* The task: Print every entry exactly as written.

[Data listing]
::::::

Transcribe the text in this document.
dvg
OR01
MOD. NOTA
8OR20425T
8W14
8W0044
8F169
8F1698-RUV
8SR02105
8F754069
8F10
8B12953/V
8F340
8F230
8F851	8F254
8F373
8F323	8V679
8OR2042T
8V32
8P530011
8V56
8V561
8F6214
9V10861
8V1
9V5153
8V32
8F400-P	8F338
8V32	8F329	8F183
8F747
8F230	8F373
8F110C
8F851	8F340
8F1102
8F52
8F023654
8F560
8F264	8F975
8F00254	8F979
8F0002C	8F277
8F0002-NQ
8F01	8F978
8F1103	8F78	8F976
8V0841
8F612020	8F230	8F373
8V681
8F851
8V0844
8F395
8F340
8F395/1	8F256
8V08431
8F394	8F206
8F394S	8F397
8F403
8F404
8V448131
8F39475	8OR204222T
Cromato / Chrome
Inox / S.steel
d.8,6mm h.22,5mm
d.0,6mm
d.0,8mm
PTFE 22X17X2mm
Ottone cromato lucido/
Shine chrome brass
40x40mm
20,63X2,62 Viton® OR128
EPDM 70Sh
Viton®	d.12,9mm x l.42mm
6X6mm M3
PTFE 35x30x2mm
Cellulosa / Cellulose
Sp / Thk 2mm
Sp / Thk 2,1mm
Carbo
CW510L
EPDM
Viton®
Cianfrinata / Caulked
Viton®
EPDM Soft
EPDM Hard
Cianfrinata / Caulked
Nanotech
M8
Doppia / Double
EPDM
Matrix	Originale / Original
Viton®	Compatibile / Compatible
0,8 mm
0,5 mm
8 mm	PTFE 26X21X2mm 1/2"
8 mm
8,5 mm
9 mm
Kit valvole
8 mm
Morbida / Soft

::::::

* Finished answer:
Transcribe the text in this document.
dvg
OR01
MOD. NOTA
8OR20425T
8W14
8W0044
8F169
8F1698-RUV
8SR02105
8F754069
8F10
8B12953/V
8F340
8F230
8F851	8F254
8F373
8F323	8V679
8OR2042T
8V32
8P530011
8V56
8V561
8F6214
9V10861
8V1
9V5153
8V32
8F400-P	8F338
8V32	8F329	8F183
8F747
8F230	8F373
8F110C
8F851	8F340
8F1102
8F52
8F023654
8F560
8F264	8F975
8F00254	8F979
8F0002C	8F277
8F0002-NQ
8F01	8F978
8F1103	8F78	8F976
8V0841
8F612020	8F230	8F373
8V681
8F851
8V0844
8F395
8F340
8F395/1	8F256
8V08431
8F394	8F206
8F394S	8F397
8F403
8F404
8V448131
8F39475	8OR204222T
Cromato / Chrome
Inox / S.steel
d.8,6mm h.22,5mm
d.0,6mm
d.0,8mm
PTFE 22X17X2mm
Ottone cromato lucido/
Shine chrome brass
40x40mm
20,63X2,62 Viton® OR128
EPDM 70Sh
Viton®	d.12,9mm x l.42mm
6X6mm M3
PTFE 35x30x2mm
Cellulosa / Cellulose
Sp / Thk 2mm
Sp / Thk 2,1mm
Carbo
CW510L
EPDM
Viton®
Cianfrinata / Caulked
Viton®
EPDM Soft
EPDM Hard
Cianfrinata / Caulked
Nanotech
M8
Doppia / Double
EPDM
Matrix	Originale / Original
Viton®	Compatibile / Compatible
0,8 mm
0,5 mm
8 mm	PTFE 26X21X2mm 1/2"
8 mm
8,5 mm
9 mm
Kit valvole
8 mm
Morbida / Soft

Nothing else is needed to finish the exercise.